Work required.
Transcribe each entry below exactly. Pictures do not go in the copy.

[start of Provided material]

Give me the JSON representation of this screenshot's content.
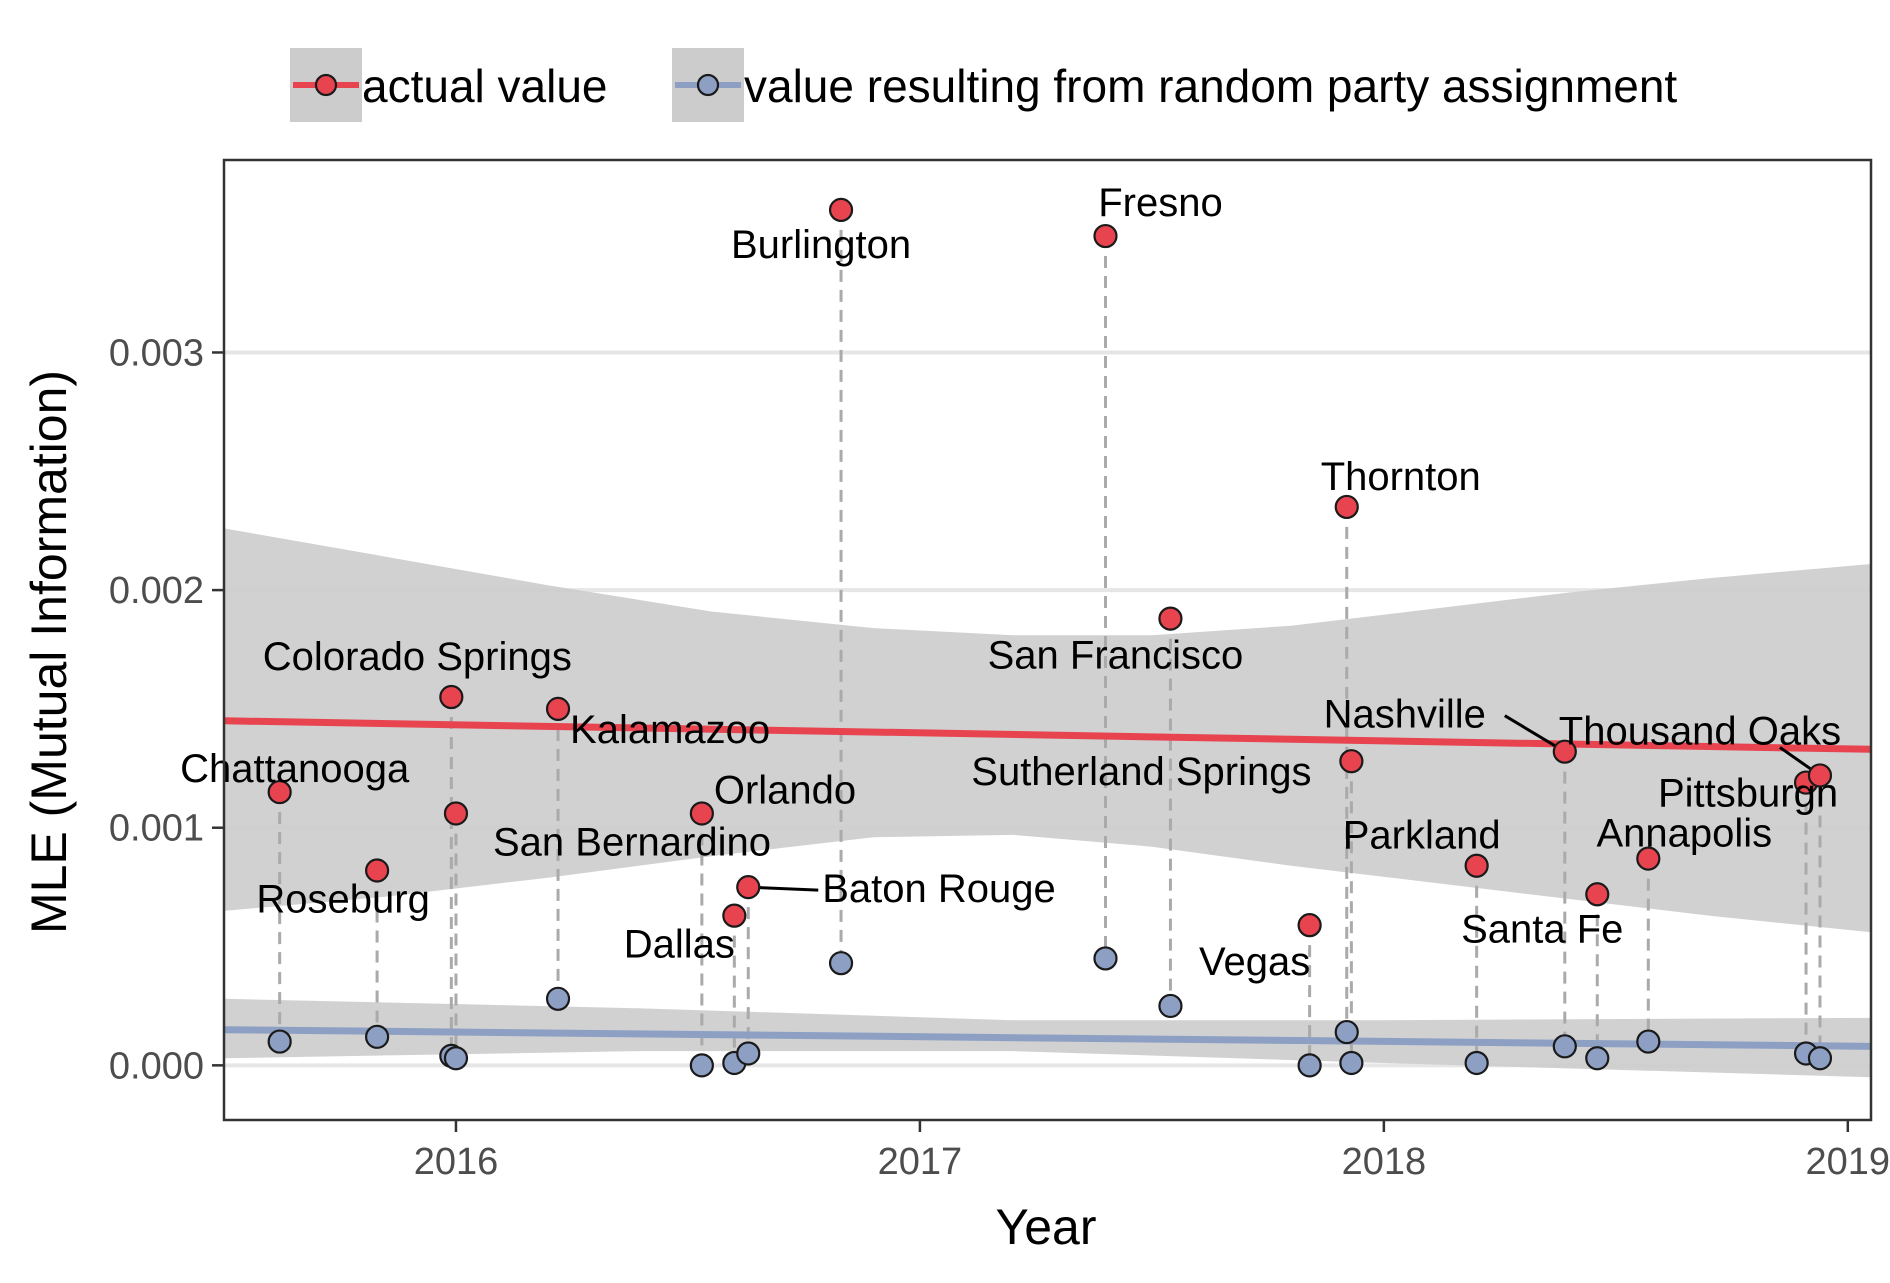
{
  "legend": {
    "actual_label": "actual value",
    "random_label": "value resulting from random party assignment"
  },
  "colors": {
    "actual": "#e8444f",
    "random": "#8da0c4",
    "ribbon": "#cccccc",
    "grid": "#e6e6e6",
    "connector": "#aaaaaa"
  },
  "chart_data": {
    "type": "scatter",
    "title": "",
    "xlabel": "Year",
    "ylabel": "MLE (Mutual Information)",
    "xlim": [
      2015.5,
      2019.05
    ],
    "ylim": [
      -0.00023,
      0.00381
    ],
    "x_ticks": [
      2016,
      2017,
      2018,
      2019
    ],
    "x_tick_labels": [
      "2016",
      "2017",
      "2018",
      "2019"
    ],
    "y_ticks": [
      0,
      0.001,
      0.002,
      0.003
    ],
    "y_tick_labels": [
      "0.000",
      "0.001",
      "0.002",
      "0.003"
    ],
    "grid": true,
    "legend_position": "top",
    "series": [
      {
        "name": "actual value",
        "points": [
          {
            "label": "Chattanooga",
            "x": 2015.62,
            "y": 0.00115
          },
          {
            "label": "Roseburg",
            "x": 2015.83,
            "y": 0.00082
          },
          {
            "label": "Colorado Springs",
            "x": 2015.99,
            "y": 0.00155
          },
          {
            "label": "San Bernardino",
            "x": 2016.0,
            "y": 0.00106
          },
          {
            "label": "Kalamazoo",
            "x": 2016.22,
            "y": 0.0015
          },
          {
            "label": "Orlando",
            "x": 2016.53,
            "y": 0.00106
          },
          {
            "label": "Dallas",
            "x": 2016.6,
            "y": 0.00063
          },
          {
            "label": "Baton Rouge",
            "x": 2016.63,
            "y": 0.00075
          },
          {
            "label": "Burlington",
            "x": 2016.83,
            "y": 0.0036
          },
          {
            "label": "Fresno",
            "x": 2017.4,
            "y": 0.00349
          },
          {
            "label": "San Francisco",
            "x": 2017.54,
            "y": 0.00188
          },
          {
            "label": "Vegas",
            "x": 2017.84,
            "y": 0.00059
          },
          {
            "label": "Thornton",
            "x": 2017.92,
            "y": 0.00235
          },
          {
            "label": "Sutherland Springs",
            "x": 2017.93,
            "y": 0.00128
          },
          {
            "label": "Parkland",
            "x": 2018.2,
            "y": 0.00084
          },
          {
            "label": "Nashville",
            "x": 2018.39,
            "y": 0.00132
          },
          {
            "label": "Santa Fe",
            "x": 2018.46,
            "y": 0.00072
          },
          {
            "label": "Annapolis",
            "x": 2018.57,
            "y": 0.00087
          },
          {
            "label": "Pittsburgh",
            "x": 2018.91,
            "y": 0.00119
          },
          {
            "label": "Thousand Oaks",
            "x": 2018.94,
            "y": 0.00122
          }
        ],
        "trend": [
          [
            2015.5,
            0.00145
          ],
          [
            2019.05,
            0.00133
          ]
        ],
        "ribbon": [
          [
            2015.5,
            0.00065,
            0.00226
          ],
          [
            2015.85,
            0.00071,
            0.00214
          ],
          [
            2016.2,
            0.00079,
            0.00202
          ],
          [
            2016.55,
            0.00088,
            0.00191
          ],
          [
            2016.9,
            0.00096,
            0.00184
          ],
          [
            2017.2,
            0.00097,
            0.00181
          ],
          [
            2017.5,
            0.00092,
            0.00181
          ],
          [
            2017.8,
            0.00084,
            0.00185
          ],
          [
            2018.1,
            0.00077,
            0.00192
          ],
          [
            2018.4,
            0.0007,
            0.00199
          ],
          [
            2018.7,
            0.00063,
            0.00205
          ],
          [
            2019.05,
            0.00056,
            0.00211
          ]
        ]
      },
      {
        "name": "value resulting from random party assignment",
        "points": [
          {
            "x": 2015.62,
            "y": 0.0001
          },
          {
            "x": 2015.83,
            "y": 0.00012
          },
          {
            "x": 2015.99,
            "y": 4e-05
          },
          {
            "x": 2016.0,
            "y": 3e-05
          },
          {
            "x": 2016.22,
            "y": 0.00028
          },
          {
            "x": 2016.53,
            "y": 0.0
          },
          {
            "x": 2016.6,
            "y": 1e-05
          },
          {
            "x": 2016.63,
            "y": 5e-05
          },
          {
            "x": 2016.83,
            "y": 0.00043
          },
          {
            "x": 2017.4,
            "y": 0.00045
          },
          {
            "x": 2017.54,
            "y": 0.00025
          },
          {
            "x": 2017.84,
            "y": 0.0
          },
          {
            "x": 2017.92,
            "y": 0.00014
          },
          {
            "x": 2017.93,
            "y": 1e-05
          },
          {
            "x": 2018.2,
            "y": 1e-05
          },
          {
            "x": 2018.39,
            "y": 8e-05
          },
          {
            "x": 2018.46,
            "y": 3e-05
          },
          {
            "x": 2018.57,
            "y": 0.0001
          },
          {
            "x": 2018.91,
            "y": 5e-05
          },
          {
            "x": 2018.94,
            "y": 3e-05
          }
        ],
        "trend": [
          [
            2015.5,
            0.00015
          ],
          [
            2019.05,
            8e-05
          ]
        ],
        "ribbon": [
          [
            2015.5,
            3e-05,
            0.00028
          ],
          [
            2016.4,
            6e-05,
            0.00024
          ],
          [
            2017.2,
            6e-05,
            0.00019
          ],
          [
            2018.0,
            1e-05,
            0.00019
          ],
          [
            2019.05,
            -5e-05,
            0.0002
          ]
        ]
      }
    ]
  }
}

[end of Provided material]

Problem solution.
Give me the JSON representation of this screenshot's content.
{
  "legend": {
    "actual_label": "actual value",
    "random_label": "value resulting from random party assignment"
  },
  "colors": {
    "actual": "#e8444f",
    "random": "#8da0c4",
    "ribbon": "#cccccc",
    "grid": "#e6e6e6",
    "connector": "#aaaaaa"
  },
  "chart_data": {
    "type": "scatter",
    "title": "",
    "xlabel": "Year",
    "ylabel": "MLE (Mutual Information)",
    "xlim": [
      2015.5,
      2019.05
    ],
    "ylim": [
      -0.00023,
      0.00381
    ],
    "x_ticks": [
      2016,
      2017,
      2018,
      2019
    ],
    "x_tick_labels": [
      "2016",
      "2017",
      "2018",
      "2019"
    ],
    "y_ticks": [
      0,
      0.001,
      0.002,
      0.003
    ],
    "y_tick_labels": [
      "0.000",
      "0.001",
      "0.002",
      "0.003"
    ],
    "grid": true,
    "legend_position": "top",
    "series": [
      {
        "name": "actual value",
        "points": [
          {
            "label": "Chattanooga",
            "x": 2015.62,
            "y": 0.00115
          },
          {
            "label": "Roseburg",
            "x": 2015.83,
            "y": 0.00082
          },
          {
            "label": "Colorado Springs",
            "x": 2015.99,
            "y": 0.00155
          },
          {
            "label": "San Bernardino",
            "x": 2016.0,
            "y": 0.00106
          },
          {
            "label": "Kalamazoo",
            "x": 2016.22,
            "y": 0.0015
          },
          {
            "label": "Orlando",
            "x": 2016.53,
            "y": 0.00106
          },
          {
            "label": "Dallas",
            "x": 2016.6,
            "y": 0.00063
          },
          {
            "label": "Baton Rouge",
            "x": 2016.63,
            "y": 0.00075
          },
          {
            "label": "Burlington",
            "x": 2016.83,
            "y": 0.0036
          },
          {
            "label": "Fresno",
            "x": 2017.4,
            "y": 0.00349
          },
          {
            "label": "San Francisco",
            "x": 2017.54,
            "y": 0.00188
          },
          {
            "label": "Vegas",
            "x": 2017.84,
            "y": 0.00059
          },
          {
            "label": "Thornton",
            "x": 2017.92,
            "y": 0.00235
          },
          {
            "label": "Sutherland Springs",
            "x": 2017.93,
            "y": 0.00128
          },
          {
            "label": "Parkland",
            "x": 2018.2,
            "y": 0.00084
          },
          {
            "label": "Nashville",
            "x": 2018.39,
            "y": 0.00132
          },
          {
            "label": "Santa Fe",
            "x": 2018.46,
            "y": 0.00072
          },
          {
            "label": "Annapolis",
            "x": 2018.57,
            "y": 0.00087
          },
          {
            "label": "Pittsburgh",
            "x": 2018.91,
            "y": 0.00119
          },
          {
            "label": "Thousand Oaks",
            "x": 2018.94,
            "y": 0.00122
          }
        ],
        "trend": [
          [
            2015.5,
            0.00145
          ],
          [
            2019.05,
            0.00133
          ]
        ],
        "ribbon": [
          [
            2015.5,
            0.00065,
            0.00226
          ],
          [
            2015.85,
            0.00071,
            0.00214
          ],
          [
            2016.2,
            0.00079,
            0.00202
          ],
          [
            2016.55,
            0.00088,
            0.00191
          ],
          [
            2016.9,
            0.00096,
            0.00184
          ],
          [
            2017.2,
            0.00097,
            0.00181
          ],
          [
            2017.5,
            0.00092,
            0.00181
          ],
          [
            2017.8,
            0.00084,
            0.00185
          ],
          [
            2018.1,
            0.00077,
            0.00192
          ],
          [
            2018.4,
            0.0007,
            0.00199
          ],
          [
            2018.7,
            0.00063,
            0.00205
          ],
          [
            2019.05,
            0.00056,
            0.00211
          ]
        ]
      },
      {
        "name": "value resulting from random party assignment",
        "points": [
          {
            "x": 2015.62,
            "y": 0.0001
          },
          {
            "x": 2015.83,
            "y": 0.00012
          },
          {
            "x": 2015.99,
            "y": 4e-05
          },
          {
            "x": 2016.0,
            "y": 3e-05
          },
          {
            "x": 2016.22,
            "y": 0.00028
          },
          {
            "x": 2016.53,
            "y": 0.0
          },
          {
            "x": 2016.6,
            "y": 1e-05
          },
          {
            "x": 2016.63,
            "y": 5e-05
          },
          {
            "x": 2016.83,
            "y": 0.00043
          },
          {
            "x": 2017.4,
            "y": 0.00045
          },
          {
            "x": 2017.54,
            "y": 0.00025
          },
          {
            "x": 2017.84,
            "y": 0.0
          },
          {
            "x": 2017.92,
            "y": 0.00014
          },
          {
            "x": 2017.93,
            "y": 1e-05
          },
          {
            "x": 2018.2,
            "y": 1e-05
          },
          {
            "x": 2018.39,
            "y": 8e-05
          },
          {
            "x": 2018.46,
            "y": 3e-05
          },
          {
            "x": 2018.57,
            "y": 0.0001
          },
          {
            "x": 2018.91,
            "y": 5e-05
          },
          {
            "x": 2018.94,
            "y": 3e-05
          }
        ],
        "trend": [
          [
            2015.5,
            0.00015
          ],
          [
            2019.05,
            8e-05
          ]
        ],
        "ribbon": [
          [
            2015.5,
            3e-05,
            0.00028
          ],
          [
            2016.4,
            6e-05,
            0.00024
          ],
          [
            2017.2,
            6e-05,
            0.00019
          ],
          [
            2018.0,
            1e-05,
            0.00019
          ],
          [
            2019.05,
            -5e-05,
            0.0002
          ]
        ]
      }
    ]
  }
}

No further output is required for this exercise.